→ **What is needed**: Sift the material for lines containing "ratio", and return them.

→ **Records for processing**:
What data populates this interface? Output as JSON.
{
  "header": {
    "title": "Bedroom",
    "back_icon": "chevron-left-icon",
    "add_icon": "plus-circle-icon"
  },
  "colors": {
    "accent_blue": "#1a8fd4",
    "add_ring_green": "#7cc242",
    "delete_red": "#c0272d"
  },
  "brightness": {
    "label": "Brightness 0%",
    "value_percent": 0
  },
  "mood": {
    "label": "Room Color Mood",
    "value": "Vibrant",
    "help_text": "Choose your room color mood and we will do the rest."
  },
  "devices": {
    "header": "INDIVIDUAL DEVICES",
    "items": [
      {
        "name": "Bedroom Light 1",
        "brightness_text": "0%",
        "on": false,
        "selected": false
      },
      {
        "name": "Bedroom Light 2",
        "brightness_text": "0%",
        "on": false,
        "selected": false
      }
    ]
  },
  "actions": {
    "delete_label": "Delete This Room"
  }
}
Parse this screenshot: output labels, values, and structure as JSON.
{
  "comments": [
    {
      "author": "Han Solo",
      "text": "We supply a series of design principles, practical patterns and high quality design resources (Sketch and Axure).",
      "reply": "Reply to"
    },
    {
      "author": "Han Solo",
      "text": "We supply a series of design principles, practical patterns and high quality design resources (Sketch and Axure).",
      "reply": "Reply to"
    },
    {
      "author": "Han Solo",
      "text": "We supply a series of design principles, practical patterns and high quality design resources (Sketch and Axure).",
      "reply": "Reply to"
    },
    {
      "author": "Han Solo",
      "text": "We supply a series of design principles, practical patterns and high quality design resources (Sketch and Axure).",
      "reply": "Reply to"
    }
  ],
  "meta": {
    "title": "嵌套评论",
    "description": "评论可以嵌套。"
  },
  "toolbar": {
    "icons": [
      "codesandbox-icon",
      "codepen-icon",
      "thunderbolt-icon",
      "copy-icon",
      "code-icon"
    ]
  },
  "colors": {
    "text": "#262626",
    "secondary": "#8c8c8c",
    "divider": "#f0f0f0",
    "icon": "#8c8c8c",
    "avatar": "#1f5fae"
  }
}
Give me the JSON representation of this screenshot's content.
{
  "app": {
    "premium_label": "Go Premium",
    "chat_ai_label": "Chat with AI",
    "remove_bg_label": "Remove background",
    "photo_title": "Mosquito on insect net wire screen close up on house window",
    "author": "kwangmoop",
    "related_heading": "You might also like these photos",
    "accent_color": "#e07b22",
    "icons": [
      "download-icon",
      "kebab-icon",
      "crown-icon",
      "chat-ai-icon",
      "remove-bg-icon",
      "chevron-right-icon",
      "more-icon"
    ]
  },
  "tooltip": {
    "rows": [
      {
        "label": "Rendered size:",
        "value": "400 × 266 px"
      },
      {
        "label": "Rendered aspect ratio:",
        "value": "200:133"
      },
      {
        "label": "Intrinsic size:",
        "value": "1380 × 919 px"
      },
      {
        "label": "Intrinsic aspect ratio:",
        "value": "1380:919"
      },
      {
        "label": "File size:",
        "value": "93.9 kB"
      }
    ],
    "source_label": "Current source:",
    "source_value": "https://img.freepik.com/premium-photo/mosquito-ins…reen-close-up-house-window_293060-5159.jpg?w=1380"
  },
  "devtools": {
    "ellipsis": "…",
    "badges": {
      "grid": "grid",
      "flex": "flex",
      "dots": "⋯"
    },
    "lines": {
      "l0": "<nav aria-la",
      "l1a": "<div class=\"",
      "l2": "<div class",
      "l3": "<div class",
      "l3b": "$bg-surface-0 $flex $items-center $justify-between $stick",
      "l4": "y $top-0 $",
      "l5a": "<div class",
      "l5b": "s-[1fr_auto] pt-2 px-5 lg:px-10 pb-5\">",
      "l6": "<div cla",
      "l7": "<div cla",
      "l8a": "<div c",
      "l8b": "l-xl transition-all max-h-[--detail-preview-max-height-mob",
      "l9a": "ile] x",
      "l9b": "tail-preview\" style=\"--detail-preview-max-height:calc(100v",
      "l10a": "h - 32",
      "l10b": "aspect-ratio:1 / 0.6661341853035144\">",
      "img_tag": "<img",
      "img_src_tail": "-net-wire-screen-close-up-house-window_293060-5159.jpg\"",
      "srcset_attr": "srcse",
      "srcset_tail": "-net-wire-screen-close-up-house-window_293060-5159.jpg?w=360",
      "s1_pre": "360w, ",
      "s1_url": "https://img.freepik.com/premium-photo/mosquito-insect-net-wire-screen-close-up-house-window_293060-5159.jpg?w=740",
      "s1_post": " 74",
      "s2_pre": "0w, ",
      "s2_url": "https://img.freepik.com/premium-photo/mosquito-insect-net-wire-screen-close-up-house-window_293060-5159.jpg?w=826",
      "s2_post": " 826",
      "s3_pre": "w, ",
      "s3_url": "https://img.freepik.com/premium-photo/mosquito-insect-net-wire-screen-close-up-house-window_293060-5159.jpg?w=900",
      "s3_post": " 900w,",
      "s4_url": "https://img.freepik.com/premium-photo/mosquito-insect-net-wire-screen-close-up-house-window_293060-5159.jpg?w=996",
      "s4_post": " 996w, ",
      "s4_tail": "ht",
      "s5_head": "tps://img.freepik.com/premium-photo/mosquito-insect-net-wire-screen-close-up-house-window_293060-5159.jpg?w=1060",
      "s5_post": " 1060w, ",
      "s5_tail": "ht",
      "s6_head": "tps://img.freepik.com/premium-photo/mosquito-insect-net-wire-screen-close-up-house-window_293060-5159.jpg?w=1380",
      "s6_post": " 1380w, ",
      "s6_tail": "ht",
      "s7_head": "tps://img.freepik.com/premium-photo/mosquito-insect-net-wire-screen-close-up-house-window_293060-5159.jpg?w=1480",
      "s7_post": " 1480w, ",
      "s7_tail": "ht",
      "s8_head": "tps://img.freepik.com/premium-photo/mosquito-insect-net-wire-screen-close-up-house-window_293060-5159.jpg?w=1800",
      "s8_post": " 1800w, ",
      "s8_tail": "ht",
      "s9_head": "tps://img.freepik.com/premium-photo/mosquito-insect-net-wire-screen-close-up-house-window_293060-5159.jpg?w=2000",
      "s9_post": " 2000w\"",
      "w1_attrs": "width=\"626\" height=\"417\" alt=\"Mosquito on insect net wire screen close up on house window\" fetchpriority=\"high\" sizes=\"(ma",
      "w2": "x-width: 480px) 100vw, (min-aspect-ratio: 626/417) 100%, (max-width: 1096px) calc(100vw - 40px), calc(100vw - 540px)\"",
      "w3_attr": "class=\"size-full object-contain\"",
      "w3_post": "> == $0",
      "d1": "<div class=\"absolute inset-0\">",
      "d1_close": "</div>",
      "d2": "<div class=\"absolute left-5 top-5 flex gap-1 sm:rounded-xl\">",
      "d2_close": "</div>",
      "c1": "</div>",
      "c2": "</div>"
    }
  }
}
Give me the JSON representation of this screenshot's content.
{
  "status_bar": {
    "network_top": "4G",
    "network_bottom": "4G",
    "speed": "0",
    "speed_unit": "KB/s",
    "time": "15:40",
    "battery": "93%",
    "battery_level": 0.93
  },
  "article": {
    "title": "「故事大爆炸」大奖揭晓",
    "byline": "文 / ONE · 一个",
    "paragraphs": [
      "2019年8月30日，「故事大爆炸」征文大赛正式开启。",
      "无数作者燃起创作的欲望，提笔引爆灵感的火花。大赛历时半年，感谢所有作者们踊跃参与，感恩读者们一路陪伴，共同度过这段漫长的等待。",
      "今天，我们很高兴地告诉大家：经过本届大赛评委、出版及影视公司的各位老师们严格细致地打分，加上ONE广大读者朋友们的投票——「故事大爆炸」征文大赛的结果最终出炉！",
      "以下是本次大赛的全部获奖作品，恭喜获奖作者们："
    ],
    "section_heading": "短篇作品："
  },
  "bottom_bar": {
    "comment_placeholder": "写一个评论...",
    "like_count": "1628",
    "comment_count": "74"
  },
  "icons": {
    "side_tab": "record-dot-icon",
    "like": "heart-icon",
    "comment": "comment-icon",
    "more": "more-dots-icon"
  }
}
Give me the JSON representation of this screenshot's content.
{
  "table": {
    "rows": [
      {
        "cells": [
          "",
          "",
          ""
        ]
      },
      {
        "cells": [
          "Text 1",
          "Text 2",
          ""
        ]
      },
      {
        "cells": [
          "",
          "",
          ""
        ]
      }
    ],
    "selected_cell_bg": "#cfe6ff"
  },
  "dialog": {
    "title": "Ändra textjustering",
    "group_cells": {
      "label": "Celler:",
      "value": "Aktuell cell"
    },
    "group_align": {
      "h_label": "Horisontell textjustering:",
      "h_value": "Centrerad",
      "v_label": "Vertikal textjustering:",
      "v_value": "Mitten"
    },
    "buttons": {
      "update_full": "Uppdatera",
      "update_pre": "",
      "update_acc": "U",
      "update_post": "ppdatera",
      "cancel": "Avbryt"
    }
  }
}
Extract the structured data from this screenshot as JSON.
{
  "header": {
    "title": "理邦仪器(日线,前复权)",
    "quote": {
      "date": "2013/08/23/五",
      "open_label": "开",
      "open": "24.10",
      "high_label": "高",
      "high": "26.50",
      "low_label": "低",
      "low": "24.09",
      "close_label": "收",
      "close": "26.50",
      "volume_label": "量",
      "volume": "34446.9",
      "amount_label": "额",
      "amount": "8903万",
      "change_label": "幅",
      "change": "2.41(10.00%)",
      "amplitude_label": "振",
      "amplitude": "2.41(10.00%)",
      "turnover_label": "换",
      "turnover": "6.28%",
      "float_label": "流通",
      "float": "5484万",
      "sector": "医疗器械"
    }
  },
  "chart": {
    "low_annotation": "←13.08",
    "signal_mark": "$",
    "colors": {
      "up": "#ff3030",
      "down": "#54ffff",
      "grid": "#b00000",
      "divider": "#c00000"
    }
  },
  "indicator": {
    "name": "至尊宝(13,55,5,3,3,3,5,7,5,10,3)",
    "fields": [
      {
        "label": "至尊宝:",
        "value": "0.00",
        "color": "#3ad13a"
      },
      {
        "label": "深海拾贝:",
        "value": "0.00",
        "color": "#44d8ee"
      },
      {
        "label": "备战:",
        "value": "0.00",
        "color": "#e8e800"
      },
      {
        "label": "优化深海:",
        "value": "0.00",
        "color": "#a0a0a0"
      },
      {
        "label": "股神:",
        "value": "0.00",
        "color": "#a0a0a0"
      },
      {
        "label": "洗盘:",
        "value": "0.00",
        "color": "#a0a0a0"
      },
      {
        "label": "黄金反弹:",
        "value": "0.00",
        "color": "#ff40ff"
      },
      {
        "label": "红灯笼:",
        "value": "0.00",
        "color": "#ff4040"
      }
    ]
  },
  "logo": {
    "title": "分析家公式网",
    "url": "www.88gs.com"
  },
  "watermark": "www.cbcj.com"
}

→ **Result**:
        "label": "Rendered aspect ratio:",
        "label": "Intrinsic aspect ratio:",
      "l10b": "aspect-ratio:1 / 0.6661341853035144\">",
      "w2": "x-width: 480px) 100vw, (min-aspect-ratio: 626/417) 100%, (max-width: 1096px) calc(100vw - 40px), calc(100vw - 540px)\"",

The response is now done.